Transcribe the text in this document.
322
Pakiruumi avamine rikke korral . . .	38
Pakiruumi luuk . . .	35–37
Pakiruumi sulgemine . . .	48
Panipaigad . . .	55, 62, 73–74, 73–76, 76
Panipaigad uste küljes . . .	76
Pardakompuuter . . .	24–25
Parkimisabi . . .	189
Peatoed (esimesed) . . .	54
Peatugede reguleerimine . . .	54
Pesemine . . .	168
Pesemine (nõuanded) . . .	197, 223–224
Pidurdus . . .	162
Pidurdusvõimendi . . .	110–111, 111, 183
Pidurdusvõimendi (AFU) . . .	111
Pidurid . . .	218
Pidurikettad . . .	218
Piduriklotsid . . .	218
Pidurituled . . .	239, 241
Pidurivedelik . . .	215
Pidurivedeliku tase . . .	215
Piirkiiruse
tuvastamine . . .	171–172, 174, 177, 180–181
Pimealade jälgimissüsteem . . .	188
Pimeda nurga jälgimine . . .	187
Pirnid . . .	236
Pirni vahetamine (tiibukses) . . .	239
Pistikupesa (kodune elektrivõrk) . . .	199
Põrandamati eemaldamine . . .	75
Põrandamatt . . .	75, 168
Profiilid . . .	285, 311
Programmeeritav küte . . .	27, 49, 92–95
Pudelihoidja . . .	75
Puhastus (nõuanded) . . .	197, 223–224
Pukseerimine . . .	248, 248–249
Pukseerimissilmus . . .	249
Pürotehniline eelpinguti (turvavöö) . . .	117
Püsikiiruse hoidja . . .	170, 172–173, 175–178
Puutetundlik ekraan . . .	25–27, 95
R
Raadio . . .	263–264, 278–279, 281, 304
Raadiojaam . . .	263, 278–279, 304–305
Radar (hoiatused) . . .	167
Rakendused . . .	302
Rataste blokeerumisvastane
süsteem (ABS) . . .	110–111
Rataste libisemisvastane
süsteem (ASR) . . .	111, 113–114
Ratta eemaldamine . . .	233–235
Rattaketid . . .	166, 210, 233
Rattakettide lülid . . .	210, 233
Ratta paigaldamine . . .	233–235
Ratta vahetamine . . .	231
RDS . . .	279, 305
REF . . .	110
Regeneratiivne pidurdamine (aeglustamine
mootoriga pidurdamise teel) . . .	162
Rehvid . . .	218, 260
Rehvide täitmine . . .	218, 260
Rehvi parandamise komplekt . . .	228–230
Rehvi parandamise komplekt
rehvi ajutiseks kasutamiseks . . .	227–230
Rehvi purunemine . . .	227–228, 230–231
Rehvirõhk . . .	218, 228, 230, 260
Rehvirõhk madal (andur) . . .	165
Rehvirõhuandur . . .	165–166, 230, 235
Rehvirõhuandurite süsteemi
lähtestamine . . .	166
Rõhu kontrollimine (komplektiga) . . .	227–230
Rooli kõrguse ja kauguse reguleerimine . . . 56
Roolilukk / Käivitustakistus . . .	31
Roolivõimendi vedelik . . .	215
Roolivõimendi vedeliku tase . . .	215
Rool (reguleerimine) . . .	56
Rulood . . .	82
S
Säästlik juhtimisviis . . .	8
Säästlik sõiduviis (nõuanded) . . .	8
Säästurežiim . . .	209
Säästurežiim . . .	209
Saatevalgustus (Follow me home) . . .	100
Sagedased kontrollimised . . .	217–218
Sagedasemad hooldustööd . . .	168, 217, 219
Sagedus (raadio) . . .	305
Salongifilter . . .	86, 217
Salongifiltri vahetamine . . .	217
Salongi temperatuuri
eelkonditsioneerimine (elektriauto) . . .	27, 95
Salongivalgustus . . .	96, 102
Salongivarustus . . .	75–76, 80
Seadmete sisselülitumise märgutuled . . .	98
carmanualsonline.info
::::::
* AIM OF THE TASK
Provide an exact reproduction of all the entries shown above.

* ANSWER
Transcribe the text in this document.
322
Pakiruumi avamine rikke korral . . .	38
Pakiruumi luuk . . .	35–37
Pakiruumi sulgemine . . .	48
Panipaigad . . .	55, 62, 73–74, 73–76, 76
Panipaigad uste küljes . . .	76
Pardakompuuter . . .	24–25
Parkimisabi . . .	189
Peatoed (esimesed) . . .	54
Peatugede reguleerimine . . .	54
Pesemine . . .	168
Pesemine (nõuanded) . . .	197, 223–224
Pidurdus . . .	162
Pidurdusvõimendi . . .	110–111, 111, 183
Pidurdusvõimendi (AFU) . . .	111
Pidurid . . .	218
Pidurikettad . . .	218
Piduriklotsid . . .	218
Pidurituled . . .	239, 241
Pidurivedelik . . .	215
Pidurivedeliku tase . . .	215
Piirkiiruse
tuvastamine . . .	171–172, 174, 177, 180–181
Pimealade jälgimissüsteem . . .	188
Pimeda nurga jälgimine . . .	187
Pirnid . . .	236
Pirni vahetamine (tiibukses) . . .	239
Pistikupesa (kodune elektrivõrk) . . .	199
Põrandamati eemaldamine . . .	75
Põrandamatt . . .	75, 168
Profiilid . . .	285, 311
Programmeeritav küte . . .	27, 49, 92–95
Pudelihoidja . . .	75
Puhastus (nõuanded) . . .	197, 223–224
Pukseerimine . . .	248, 248–249
Pukseerimissilmus . . .	249
Pürotehniline eelpinguti (turvavöö) . . .	117
Püsikiiruse hoidja . . .	170, 172–173, 175–178
Puutetundlik ekraan . . .	25–27, 95
R
Raadio . . .	263–264, 278–279, 281, 304
Raadiojaam . . .	263, 278–279, 304–305
Radar (hoiatused) . . .	167
Rakendused . . .	302
Rataste blokeerumisvastane
süsteem (ABS) . . .	110–111
Rataste libisemisvastane
süsteem (ASR) . . .	111, 113–114
Ratta eemaldamine . . .	233–235
Rattaketid . . .	166, 210, 233
Rattakettide lülid . . .	210, 233
Ratta paigaldamine . . .	233–235
Ratta vahetamine . . .	231
RDS . . .	279, 305
REF . . .	110
Regeneratiivne pidurdamine (aeglustamine
mootoriga pidurdamise teel) . . .	162
Rehvid . . .	218, 260
Rehvide täitmine . . .	218, 260
Rehvi parandamise komplekt . . .	228–230
Rehvi parandamise komplekt
rehvi ajutiseks kasutamiseks . . .	227–230
Rehvi purunemine . . .	227–228, 230–231
Rehvirõhk . . .	218, 228, 230, 260
Rehvirõhk madal (andur) . . .	165
Rehvirõhuandur . . .	165–166, 230, 235
Rehvirõhuandurite süsteemi
lähtestamine . . .	166
Rõhu kontrollimine (komplektiga) . . .	227–230
Rooli kõrguse ja kauguse reguleerimine . . . 56
Roolilukk / Käivitustakistus . . .	31
Roolivõimendi vedelik . . .	215
Roolivõimendi vedeliku tase . . .	215
Rool (reguleerimine) . . .	56
Rulood . . .	82
S
Säästlik juhtimisviis . . .	8
Säästlik sõiduviis (nõuanded) . . .	8
Säästurežiim . . .	209
Säästurežiim . . .	209
Saatevalgustus (Follow me home) . . .	100
Sagedased kontrollimised . . .	217–218
Sagedasemad hooldustööd . . .	168, 217, 219
Sagedus (raadio) . . .	305
Salongifilter . . .	86, 217
Salongifiltri vahetamine . . .	217
Salongi temperatuuri
eelkonditsioneerimine (elektriauto) . . .	27, 95
Salongivalgustus . . .	96, 102
Salongivarustus . . .	75–76, 80
Seadmete sisselülitumise märgutuled . . .	98
carmanualsonline.info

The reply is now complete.